**How to complete this task:** From the entries that follow, list every line in which the string "Biotechnol" appears.

**Input for this task:**

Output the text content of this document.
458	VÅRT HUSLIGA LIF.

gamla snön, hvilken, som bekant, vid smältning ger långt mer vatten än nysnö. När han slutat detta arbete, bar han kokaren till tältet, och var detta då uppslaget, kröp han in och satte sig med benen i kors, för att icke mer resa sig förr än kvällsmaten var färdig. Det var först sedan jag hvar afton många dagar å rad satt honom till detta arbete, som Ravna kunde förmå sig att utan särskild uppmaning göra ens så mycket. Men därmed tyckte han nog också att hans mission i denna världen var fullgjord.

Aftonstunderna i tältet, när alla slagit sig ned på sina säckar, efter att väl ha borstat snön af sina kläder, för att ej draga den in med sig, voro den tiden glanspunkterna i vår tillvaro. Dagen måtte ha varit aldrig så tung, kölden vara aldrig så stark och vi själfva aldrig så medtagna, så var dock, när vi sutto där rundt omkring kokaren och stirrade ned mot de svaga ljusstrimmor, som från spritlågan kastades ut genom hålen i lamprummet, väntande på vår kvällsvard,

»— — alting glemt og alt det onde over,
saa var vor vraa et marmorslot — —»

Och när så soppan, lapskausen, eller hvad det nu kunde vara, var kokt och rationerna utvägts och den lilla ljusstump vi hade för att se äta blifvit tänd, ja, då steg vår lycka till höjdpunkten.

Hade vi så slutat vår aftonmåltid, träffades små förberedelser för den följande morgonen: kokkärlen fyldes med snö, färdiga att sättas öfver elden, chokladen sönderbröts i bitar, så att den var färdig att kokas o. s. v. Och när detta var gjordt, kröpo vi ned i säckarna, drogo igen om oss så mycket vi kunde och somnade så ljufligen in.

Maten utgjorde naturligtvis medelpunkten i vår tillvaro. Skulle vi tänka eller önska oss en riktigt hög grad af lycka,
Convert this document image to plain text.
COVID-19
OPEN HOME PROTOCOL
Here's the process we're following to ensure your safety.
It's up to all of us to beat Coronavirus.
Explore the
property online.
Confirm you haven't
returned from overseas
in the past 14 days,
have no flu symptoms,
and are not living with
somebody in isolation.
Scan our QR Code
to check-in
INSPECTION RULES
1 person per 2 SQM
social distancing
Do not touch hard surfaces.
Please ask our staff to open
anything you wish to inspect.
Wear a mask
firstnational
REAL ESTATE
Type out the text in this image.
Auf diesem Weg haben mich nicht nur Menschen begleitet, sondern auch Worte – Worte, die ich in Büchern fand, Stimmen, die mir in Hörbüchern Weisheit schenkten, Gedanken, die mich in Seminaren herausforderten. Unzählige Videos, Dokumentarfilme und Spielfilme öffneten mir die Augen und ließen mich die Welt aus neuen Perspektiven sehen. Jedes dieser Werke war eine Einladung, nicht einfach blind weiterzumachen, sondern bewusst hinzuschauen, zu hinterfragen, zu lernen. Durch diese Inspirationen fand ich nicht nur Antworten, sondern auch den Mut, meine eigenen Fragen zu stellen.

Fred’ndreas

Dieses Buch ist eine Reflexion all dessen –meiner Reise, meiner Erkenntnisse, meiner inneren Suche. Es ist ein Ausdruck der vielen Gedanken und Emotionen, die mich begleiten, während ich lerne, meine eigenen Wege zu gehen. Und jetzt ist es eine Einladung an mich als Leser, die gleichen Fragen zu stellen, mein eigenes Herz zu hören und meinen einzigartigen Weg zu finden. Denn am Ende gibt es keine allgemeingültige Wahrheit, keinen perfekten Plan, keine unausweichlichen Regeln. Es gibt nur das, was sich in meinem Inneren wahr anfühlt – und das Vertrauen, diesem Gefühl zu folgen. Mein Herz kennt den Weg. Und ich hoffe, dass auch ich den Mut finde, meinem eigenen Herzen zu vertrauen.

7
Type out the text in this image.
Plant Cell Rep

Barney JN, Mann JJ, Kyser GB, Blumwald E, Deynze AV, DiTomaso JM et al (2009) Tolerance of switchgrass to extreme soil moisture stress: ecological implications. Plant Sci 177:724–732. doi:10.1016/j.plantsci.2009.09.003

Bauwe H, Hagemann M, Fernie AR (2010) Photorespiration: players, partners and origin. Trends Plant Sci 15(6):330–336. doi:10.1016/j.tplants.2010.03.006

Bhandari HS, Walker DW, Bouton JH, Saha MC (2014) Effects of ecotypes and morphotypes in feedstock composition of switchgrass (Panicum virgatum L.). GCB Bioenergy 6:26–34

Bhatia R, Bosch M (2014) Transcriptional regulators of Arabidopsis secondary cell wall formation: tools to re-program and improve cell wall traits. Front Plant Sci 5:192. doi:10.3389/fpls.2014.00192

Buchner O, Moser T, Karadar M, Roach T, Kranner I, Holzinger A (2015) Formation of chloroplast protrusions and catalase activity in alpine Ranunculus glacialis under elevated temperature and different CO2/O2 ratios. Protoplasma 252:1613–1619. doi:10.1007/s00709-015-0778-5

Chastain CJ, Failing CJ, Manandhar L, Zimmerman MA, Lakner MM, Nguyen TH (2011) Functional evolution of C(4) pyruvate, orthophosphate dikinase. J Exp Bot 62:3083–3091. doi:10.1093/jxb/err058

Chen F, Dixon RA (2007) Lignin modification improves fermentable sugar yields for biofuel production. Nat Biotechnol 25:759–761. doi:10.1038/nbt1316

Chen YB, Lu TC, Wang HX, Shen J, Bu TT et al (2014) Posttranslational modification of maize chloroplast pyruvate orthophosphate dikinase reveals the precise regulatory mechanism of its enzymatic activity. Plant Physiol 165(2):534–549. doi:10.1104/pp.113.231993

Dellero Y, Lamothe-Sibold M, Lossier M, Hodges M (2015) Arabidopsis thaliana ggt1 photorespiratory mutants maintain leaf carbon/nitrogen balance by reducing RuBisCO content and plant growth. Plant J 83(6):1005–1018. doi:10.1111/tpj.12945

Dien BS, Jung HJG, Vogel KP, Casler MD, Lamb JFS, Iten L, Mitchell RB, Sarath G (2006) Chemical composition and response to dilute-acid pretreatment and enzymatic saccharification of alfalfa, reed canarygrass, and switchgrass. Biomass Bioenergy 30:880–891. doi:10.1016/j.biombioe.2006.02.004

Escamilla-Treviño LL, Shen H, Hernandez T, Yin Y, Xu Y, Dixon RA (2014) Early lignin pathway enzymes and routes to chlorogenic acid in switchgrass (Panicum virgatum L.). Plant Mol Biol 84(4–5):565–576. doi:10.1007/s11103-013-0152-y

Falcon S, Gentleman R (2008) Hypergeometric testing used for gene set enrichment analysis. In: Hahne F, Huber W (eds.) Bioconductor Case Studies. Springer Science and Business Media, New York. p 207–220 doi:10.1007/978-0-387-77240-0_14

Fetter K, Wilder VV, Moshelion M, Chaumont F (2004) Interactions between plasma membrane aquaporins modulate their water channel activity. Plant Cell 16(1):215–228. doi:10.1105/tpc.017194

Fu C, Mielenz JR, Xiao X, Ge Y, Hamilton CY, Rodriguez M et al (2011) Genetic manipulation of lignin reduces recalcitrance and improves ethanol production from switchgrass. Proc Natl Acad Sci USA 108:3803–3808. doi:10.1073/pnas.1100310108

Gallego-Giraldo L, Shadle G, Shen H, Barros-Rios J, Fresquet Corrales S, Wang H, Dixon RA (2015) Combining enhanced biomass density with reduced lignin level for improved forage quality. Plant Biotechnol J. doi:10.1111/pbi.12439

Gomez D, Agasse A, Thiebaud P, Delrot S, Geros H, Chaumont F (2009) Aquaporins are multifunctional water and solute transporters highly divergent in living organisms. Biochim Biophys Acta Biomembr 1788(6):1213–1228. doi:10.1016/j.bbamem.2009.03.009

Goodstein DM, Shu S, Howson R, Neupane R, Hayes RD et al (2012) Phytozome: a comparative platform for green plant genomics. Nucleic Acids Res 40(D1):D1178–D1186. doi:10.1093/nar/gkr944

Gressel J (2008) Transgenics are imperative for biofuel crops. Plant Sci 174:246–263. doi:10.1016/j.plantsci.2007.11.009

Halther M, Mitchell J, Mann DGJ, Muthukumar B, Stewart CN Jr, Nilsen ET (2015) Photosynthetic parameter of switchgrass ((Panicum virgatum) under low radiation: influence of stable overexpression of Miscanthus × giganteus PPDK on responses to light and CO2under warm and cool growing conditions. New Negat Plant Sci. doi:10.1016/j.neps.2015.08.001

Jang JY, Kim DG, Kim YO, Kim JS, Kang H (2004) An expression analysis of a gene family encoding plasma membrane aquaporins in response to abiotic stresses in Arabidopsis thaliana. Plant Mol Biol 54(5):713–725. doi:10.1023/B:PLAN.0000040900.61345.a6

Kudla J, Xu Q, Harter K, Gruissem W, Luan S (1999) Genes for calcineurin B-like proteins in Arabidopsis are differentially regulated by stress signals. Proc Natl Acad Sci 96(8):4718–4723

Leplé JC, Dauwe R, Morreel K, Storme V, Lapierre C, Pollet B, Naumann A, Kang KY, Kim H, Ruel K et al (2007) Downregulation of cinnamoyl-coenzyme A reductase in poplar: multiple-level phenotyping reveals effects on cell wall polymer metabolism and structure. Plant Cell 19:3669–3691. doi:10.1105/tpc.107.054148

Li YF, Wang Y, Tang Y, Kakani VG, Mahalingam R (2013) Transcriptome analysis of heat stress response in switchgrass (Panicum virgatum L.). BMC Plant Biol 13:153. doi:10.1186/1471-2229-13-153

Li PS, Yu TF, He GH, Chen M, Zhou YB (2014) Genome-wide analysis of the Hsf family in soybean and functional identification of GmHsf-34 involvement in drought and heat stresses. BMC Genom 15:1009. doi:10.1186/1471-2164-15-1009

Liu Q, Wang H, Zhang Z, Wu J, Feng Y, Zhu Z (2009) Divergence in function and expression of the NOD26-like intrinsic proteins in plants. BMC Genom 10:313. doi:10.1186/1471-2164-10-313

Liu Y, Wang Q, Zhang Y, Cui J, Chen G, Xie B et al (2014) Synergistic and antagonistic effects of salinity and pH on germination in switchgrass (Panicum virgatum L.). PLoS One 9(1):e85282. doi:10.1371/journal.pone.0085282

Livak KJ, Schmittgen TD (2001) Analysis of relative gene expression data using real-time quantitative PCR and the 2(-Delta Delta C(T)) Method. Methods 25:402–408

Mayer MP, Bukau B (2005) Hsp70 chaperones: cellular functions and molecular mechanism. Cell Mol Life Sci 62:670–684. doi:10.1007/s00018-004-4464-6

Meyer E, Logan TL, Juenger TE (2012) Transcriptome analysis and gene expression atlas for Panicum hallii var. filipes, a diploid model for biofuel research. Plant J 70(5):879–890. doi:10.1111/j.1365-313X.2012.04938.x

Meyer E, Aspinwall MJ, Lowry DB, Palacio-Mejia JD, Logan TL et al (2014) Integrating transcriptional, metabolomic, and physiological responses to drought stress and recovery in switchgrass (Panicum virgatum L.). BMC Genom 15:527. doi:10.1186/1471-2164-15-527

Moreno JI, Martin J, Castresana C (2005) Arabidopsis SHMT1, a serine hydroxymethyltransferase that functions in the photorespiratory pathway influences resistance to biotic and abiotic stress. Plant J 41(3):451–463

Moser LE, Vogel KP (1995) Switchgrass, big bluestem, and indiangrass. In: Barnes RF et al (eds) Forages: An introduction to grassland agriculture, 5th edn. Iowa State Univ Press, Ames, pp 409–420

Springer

**The answer:**
Chen F, Dixon RA (2007) Lignin modification improves fermentable sugar yields for biofuel production. Nat Biotechnol 25:759–761. doi:10.1038/nbt1316
Gallego-Giraldo L, Shadle G, Shen H, Barros-Rios J, Fresquet Corrales S, Wang H, Dixon RA (2015) Combining enhanced biomass density with reduced lignin level for improved forage quality. Plant Biotechnol J. doi:10.1111/pbi.12439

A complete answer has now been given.